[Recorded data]
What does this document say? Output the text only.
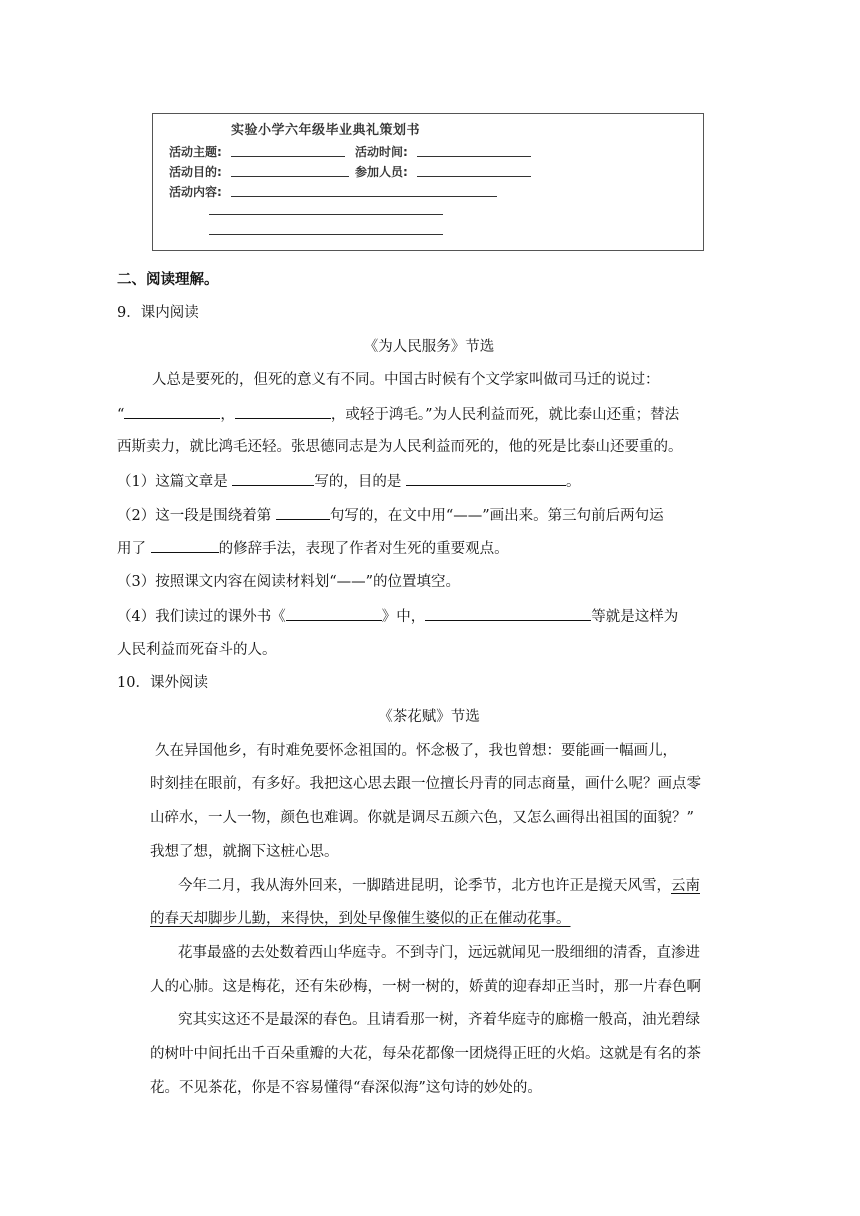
实验小学六年级毕业典礼策划书
活动主题:	活动时间:
活动目的:	参加人员:
活动内容:
二、阅读理解。
9．课内阅读
《为人民服务》节选
人总是要死的，但死的意义有不同。中国古时候有个文学家叫做司马迁的说过：
“	，	，或轻于鸿毛。”为人民利益而死，就比泰山还重；替法
西斯卖力，就比鸿毛还轻。张思德同志是为人民利益而死的，他的死是比泰山还要重的。
（1）这篇文章是	写的，目的是	。
（2）这一段是围绕着第	句写的，在文中用“——”画出来。第三句前后两句运
用了	的修辞手法，表现了作者对生死的重要观点。
（3）按照课文内容在阅读材料划“——”的位置填空。
（4）我们读过的课外书《	》中，	等就是这样为
人民利益而死奋斗的人。
10．课外阅读
《茶花赋》节选
久在异国他乡，有时难免要怀念祖国的。怀念极了，我也曾想：要能画一幅画儿，
时刻挂在眼前，有多好。我把这心思去跟一位擅长丹青的同志商量，画什么呢？画点零
山碎水，一人一物，颜色也难调。你就是调尽五颜六色，又怎么画得出祖国的面貌？”
我想了想，就搁下这桩心思。
今年二月，我从海外回来，一脚踏进昆明，论季节，北方也许正是搅天风雪，云南
的春天却脚步儿勤，来得快，到处早像催生婆似的正在催动花事。
花事最盛的去处数着西山华庭寺。不到寺门，远远就闻见一股细细的清香，直渗进
人的心肺。这是梅花，还有朱砂梅，一树一树的，娇黄的迎春却正当时，那一片春色啊
究其实这还不是最深的春色。且请看那一树，齐着华庭寺的廊檐一般高，油光碧绿
的树叶中间托出千百朵重瓣的大花，每朵花都像一团烧得正旺的火焰。这就是有名的茶
花。不见茶花，你是不容易懂得“春深似海”这句诗的妙处的。
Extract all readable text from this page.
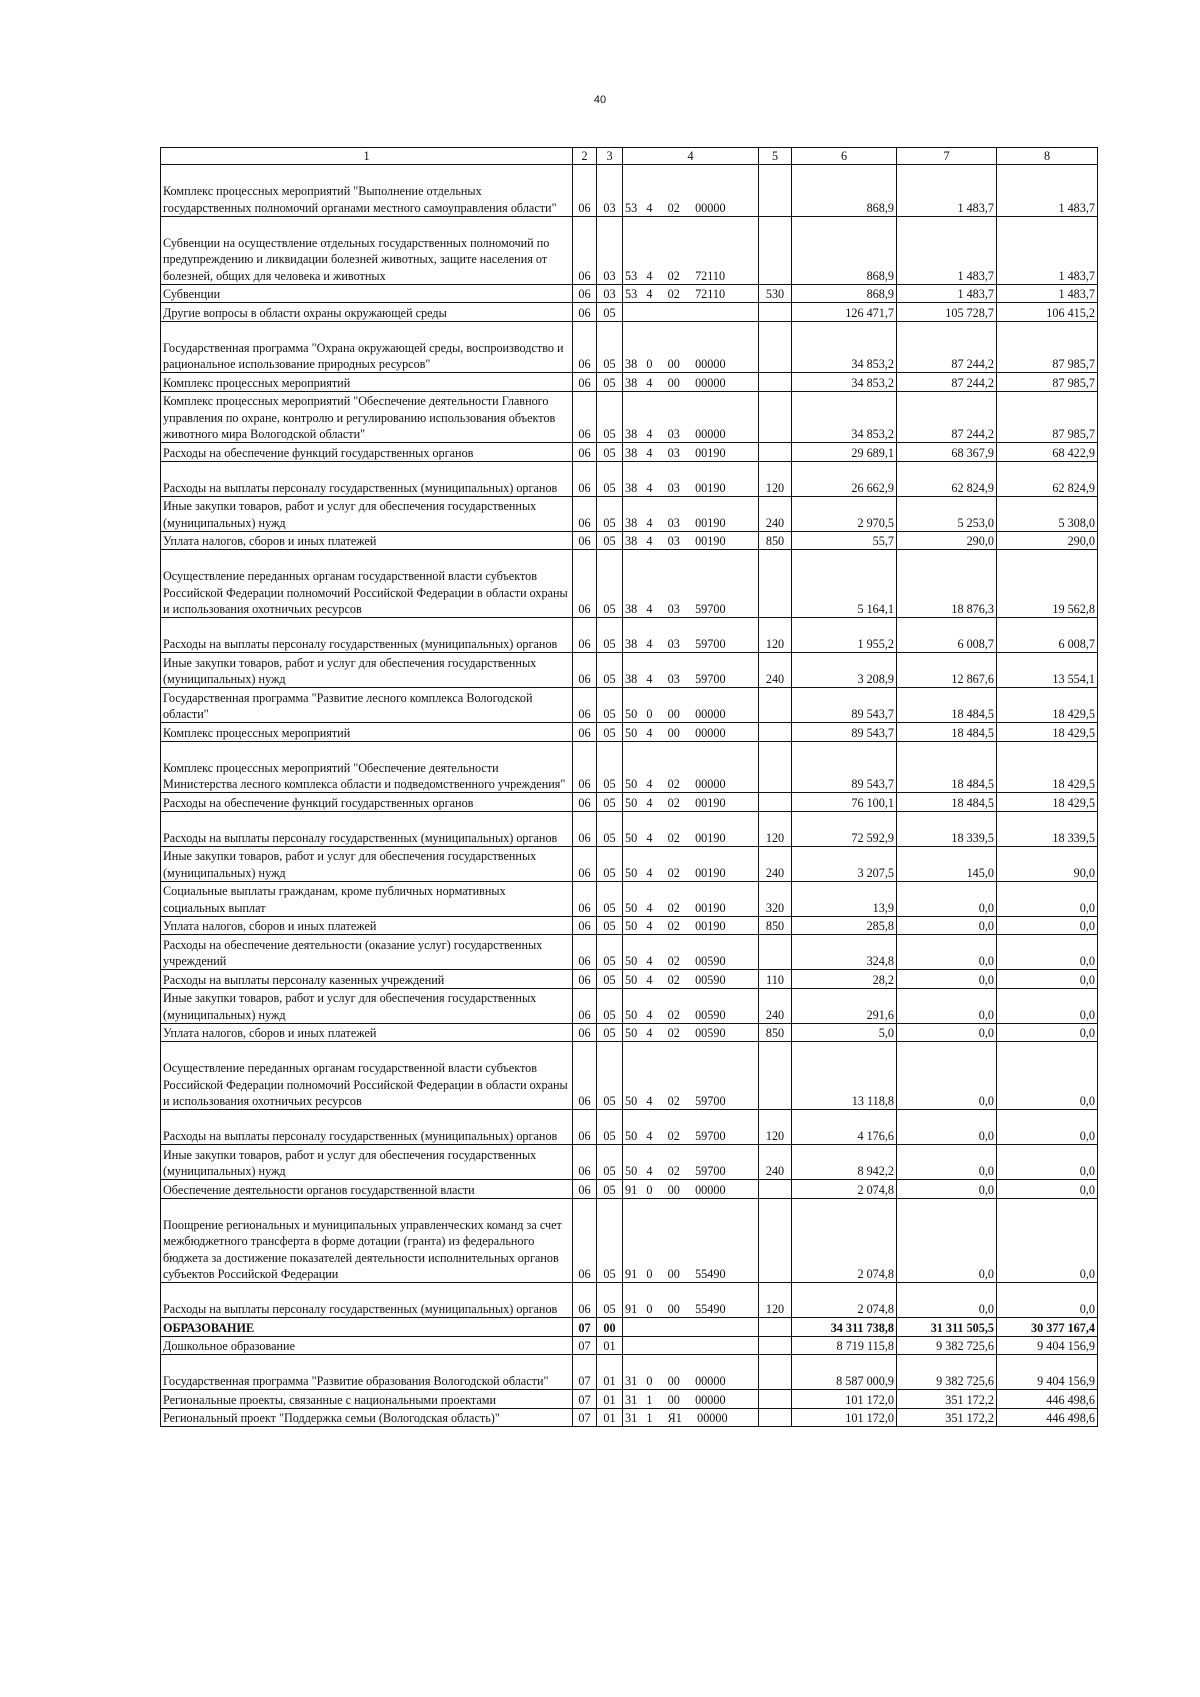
40
1	2	3	4	5	6	7	8
Комплекс процессных мероприятий "Выполнение отдельных государственных полномочий органами местного самоуправления области"	06	03	53   4     02     00000		868,9	1 483,7	1 483,7
Субвенции на осуществление отдельных государственных полномочий по предупреждению и ликвидации болезней животных, защите населения от болезней, общих для человека и животных	06	03	53   4     02     72110		868,9	1 483,7	1 483,7
Субвенции	06	03	53   4     02     72110	530	868,9	1 483,7	1 483,7
Другие вопросы в области охраны окружающей среды	06	05			126 471,7	105 728,7	106 415,2
Государственная программа "Охрана окружающей среды, воспроизводство и рациональное использование природных ресурсов"	06	05	38   0     00     00000		34 853,2	87 244,2	87 985,7
Комплекс процессных мероприятий	06	05	38   4     00     00000		34 853,2	87 244,2	87 985,7
Комплекс процессных мероприятий "Обеспечение деятельности Главного управления по охране, контролю и регулированию использования объектов животного мира Вологодской области"	06	05	38   4     03     00000		34 853,2	87 244,2	87 985,7
Расходы на обеспечение функций государственных органов	06	05	38   4     03     00190		29 689,1	68 367,9	68 422,9
Расходы на выплаты персоналу государственных (муниципальных) органов	06	05	38   4     03     00190	120	26 662,9	62 824,9	62 824,9
Иные закупки товаров, работ и услуг для обеспечения государственных (муниципальных) нужд	06	05	38   4     03     00190	240	2 970,5	5 253,0	5 308,0
Уплата налогов, сборов и иных платежей	06	05	38   4     03     00190	850	55,7	290,0	290,0
Осуществление переданных органам государственной власти субъектов Российской Федерации полномочий Российской Федерации в области охраны и использования охотничьих ресурсов	06	05	38   4     03     59700		5 164,1	18 876,3	19 562,8
Расходы на выплаты персоналу государственных (муниципальных) органов	06	05	38   4     03     59700	120	1 955,2	6 008,7	6 008,7
Иные закупки товаров, работ и услуг для обеспечения государственных (муниципальных) нужд	06	05	38   4     03     59700	240	3 208,9	12 867,6	13 554,1
Государственная программа "Развитие лесного комплекса Вологодской области"	06	05	50   0     00     00000		89 543,7	18 484,5	18 429,5
Комплекс процессных мероприятий	06	05	50   4     00     00000		89 543,7	18 484,5	18 429,5
Комплекс процессных мероприятий "Обеспечение деятельности Министерства лесного комплекса области и подведомственного учреждения"	06	05	50   4     02     00000		89 543,7	18 484,5	18 429,5
Расходы на обеспечение функций государственных органов	06	05	50   4     02     00190		76 100,1	18 484,5	18 429,5
Расходы на выплаты персоналу государственных (муниципальных) органов	06	05	50   4     02     00190	120	72 592,9	18 339,5	18 339,5
Иные закупки товаров, работ и услуг для обеспечения государственных (муниципальных) нужд	06	05	50   4     02     00190	240	3 207,5	145,0	90,0
Социальные выплаты гражданам, кроме публичных нормативных социальных выплат	06	05	50   4     02     00190	320	13,9	0,0	0,0
Уплата налогов, сборов и иных платежей	06	05	50   4     02     00190	850	285,8	0,0	0,0
Расходы на обеспечение деятельности (оказание услуг) государственных учреждений	06	05	50   4     02     00590		324,8	0,0	0,0
Расходы на выплаты персоналу казенных учреждений	06	05	50   4     02     00590	110	28,2	0,0	0,0
Иные закупки товаров, работ и услуг для обеспечения государственных (муниципальных) нужд	06	05	50   4     02     00590	240	291,6	0,0	0,0
Уплата налогов, сборов и иных платежей	06	05	50   4     02     00590	850	5,0	0,0	0,0
Осуществление переданных органам государственной власти субъектов Российской Федерации полномочий Российской Федерации в области охраны и использования охотничьих ресурсов	06	05	50   4     02     59700		13 118,8	0,0	0,0
Расходы на выплаты персоналу государственных (муниципальных) органов	06	05	50   4     02     59700	120	4 176,6	0,0	0,0
Иные закупки товаров, работ и услуг для обеспечения государственных (муниципальных) нужд	06	05	50   4     02     59700	240	8 942,2	0,0	0,0
Обеспечение деятельности органов государственной власти	06	05	91   0     00     00000		2 074,8	0,0	0,0
Поощрение региональных и муниципальных управленческих команд за счет межбюджетного трансферта в форме дотации (гранта) из федерального бюджета за достижение показателей деятельности исполнительных органов субъектов Российской Федерации	06	05	91   0     00     55490		2 074,8	0,0	0,0
Расходы на выплаты персоналу государственных (муниципальных) органов	06	05	91   0     00     55490	120	2 074,8	0,0	0,0
ОБРАЗОВАНИЕ	07	00			34 311 738,8	31 311 505,5	30 377 167,4
Дошкольное образование	07	01			8 719 115,8	9 382 725,6	9 404 156,9
Государственная программа "Развитие образования Вологодской области"	07	01	31   0     00     00000		8 587 000,9	9 382 725,6	9 404 156,9
Региональные проекты, связанные с национальными проектами	07	01	31   1     00     00000		101 172,0	351 172,2	446 498,6
Региональный проект "Поддержка семьи (Вологодская область)"	07	01	31   1     Я1     00000		101 172,0	351 172,2	446 498,6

Aim: Out of the preceding entries, pull every line containing the string "Развитие".

Response to the task:
Государственная программа "Развитие лесного комплекса Вологодской области"	06	05	50   0     00     00000		89 543,7	18 484,5	18 429,5
Государственная программа "Развитие образования Вологодской области"	07	01	31   0     00     00000		8 587 000,9	9 382 725,6	9 404 156,9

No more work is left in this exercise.